▶ Aim
Please report every line from the material that contains the word "published".

▶ Dataset excerpts

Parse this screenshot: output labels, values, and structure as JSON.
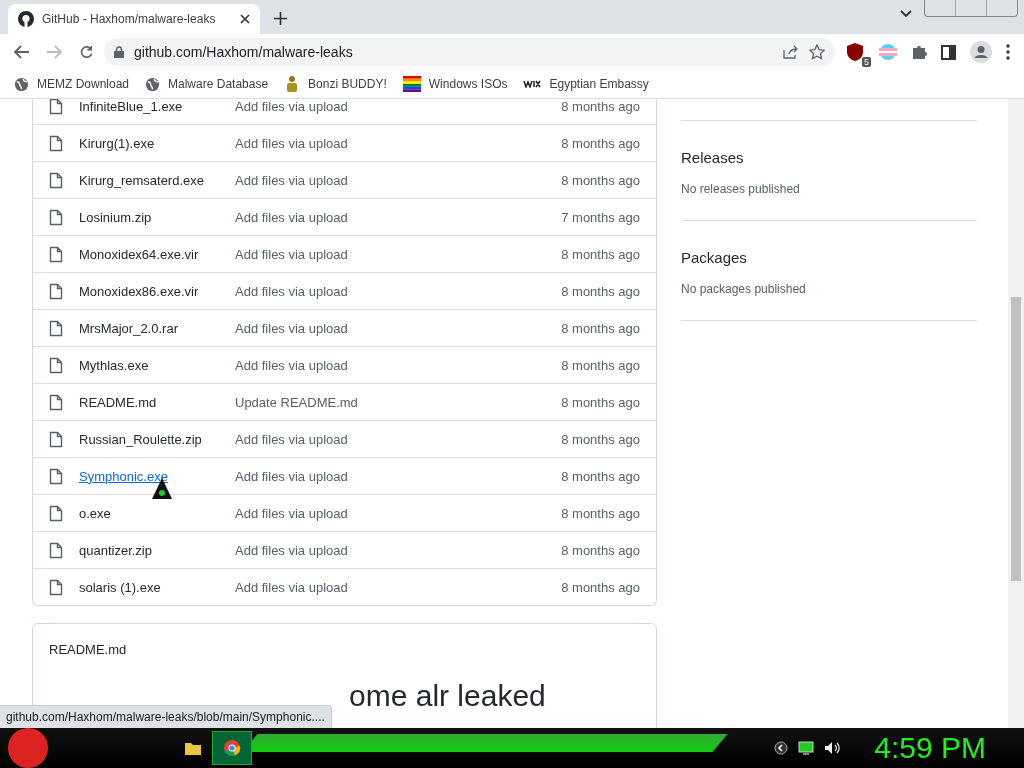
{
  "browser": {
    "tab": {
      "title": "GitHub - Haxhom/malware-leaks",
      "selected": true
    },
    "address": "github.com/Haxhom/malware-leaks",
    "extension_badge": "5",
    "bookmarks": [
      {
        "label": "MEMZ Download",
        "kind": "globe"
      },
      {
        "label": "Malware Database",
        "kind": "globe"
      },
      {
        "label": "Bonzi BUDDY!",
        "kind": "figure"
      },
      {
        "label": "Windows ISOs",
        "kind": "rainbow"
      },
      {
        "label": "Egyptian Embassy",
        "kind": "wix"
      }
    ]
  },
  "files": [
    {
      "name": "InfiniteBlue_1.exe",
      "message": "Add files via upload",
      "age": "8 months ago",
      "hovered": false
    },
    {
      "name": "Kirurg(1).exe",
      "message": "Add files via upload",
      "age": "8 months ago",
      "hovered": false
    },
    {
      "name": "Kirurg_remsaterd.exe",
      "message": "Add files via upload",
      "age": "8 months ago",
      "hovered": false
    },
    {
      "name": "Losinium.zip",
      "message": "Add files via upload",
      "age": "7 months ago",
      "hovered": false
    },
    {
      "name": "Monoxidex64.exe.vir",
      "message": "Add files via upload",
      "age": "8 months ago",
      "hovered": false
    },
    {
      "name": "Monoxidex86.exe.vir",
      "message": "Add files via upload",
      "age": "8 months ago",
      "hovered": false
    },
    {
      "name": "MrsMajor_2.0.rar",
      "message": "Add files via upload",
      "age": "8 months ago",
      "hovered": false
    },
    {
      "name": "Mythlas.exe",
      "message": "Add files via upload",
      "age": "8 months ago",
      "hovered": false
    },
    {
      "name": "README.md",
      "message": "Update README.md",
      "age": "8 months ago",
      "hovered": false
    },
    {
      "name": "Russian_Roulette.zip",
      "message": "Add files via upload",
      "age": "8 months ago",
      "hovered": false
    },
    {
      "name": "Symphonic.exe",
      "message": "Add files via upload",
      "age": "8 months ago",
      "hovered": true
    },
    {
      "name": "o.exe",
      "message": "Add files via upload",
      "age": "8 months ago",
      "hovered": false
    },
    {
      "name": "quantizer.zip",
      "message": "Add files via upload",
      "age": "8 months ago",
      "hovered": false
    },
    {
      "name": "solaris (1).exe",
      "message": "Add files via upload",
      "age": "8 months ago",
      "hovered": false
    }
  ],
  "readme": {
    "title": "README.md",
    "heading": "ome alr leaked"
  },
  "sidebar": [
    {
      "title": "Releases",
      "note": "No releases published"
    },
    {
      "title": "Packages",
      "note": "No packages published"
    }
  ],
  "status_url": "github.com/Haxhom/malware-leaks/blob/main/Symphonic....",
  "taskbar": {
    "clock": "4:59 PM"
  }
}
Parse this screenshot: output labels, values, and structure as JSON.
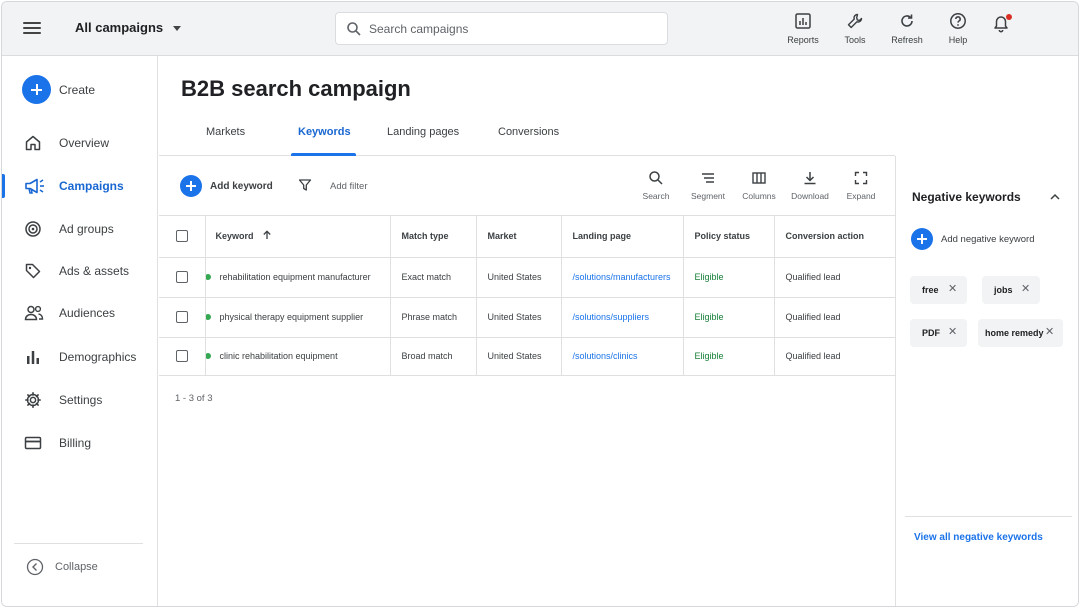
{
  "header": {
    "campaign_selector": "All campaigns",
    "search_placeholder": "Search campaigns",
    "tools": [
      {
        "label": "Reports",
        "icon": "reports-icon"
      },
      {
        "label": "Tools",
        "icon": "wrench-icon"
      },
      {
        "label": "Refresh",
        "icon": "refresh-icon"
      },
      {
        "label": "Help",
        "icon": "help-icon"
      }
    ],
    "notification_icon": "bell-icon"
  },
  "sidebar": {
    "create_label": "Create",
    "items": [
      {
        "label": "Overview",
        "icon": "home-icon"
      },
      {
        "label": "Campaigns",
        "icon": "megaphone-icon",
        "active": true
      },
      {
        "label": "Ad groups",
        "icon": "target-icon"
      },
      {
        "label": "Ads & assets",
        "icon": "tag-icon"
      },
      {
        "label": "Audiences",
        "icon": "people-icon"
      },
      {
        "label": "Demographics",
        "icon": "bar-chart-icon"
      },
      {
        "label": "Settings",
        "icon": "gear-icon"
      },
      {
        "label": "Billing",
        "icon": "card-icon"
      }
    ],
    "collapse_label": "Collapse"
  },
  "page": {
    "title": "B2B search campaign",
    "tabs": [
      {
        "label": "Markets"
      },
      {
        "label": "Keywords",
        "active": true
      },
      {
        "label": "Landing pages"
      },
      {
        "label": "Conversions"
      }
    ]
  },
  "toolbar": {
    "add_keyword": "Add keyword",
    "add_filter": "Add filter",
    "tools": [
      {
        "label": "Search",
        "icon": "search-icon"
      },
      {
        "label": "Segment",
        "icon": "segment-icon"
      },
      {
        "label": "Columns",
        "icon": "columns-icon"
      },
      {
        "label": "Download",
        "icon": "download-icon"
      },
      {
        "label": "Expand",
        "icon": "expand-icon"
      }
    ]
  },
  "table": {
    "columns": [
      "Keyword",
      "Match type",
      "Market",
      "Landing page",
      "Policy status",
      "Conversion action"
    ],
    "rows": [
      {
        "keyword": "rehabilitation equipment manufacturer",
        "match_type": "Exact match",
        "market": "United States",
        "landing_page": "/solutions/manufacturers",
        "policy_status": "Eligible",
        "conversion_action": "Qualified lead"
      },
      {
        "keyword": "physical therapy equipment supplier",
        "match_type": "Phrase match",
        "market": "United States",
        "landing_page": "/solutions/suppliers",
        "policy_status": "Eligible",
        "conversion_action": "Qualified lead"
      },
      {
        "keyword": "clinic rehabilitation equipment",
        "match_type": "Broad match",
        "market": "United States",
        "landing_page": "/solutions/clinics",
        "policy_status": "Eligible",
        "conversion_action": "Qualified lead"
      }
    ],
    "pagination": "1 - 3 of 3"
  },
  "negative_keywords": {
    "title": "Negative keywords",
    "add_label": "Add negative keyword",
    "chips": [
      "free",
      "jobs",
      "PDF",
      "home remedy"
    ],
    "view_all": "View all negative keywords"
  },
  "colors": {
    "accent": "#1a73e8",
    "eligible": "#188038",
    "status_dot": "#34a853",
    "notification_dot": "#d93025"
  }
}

▶ Completed exercise
      "note": "No releases published"
      "note": "No packages published"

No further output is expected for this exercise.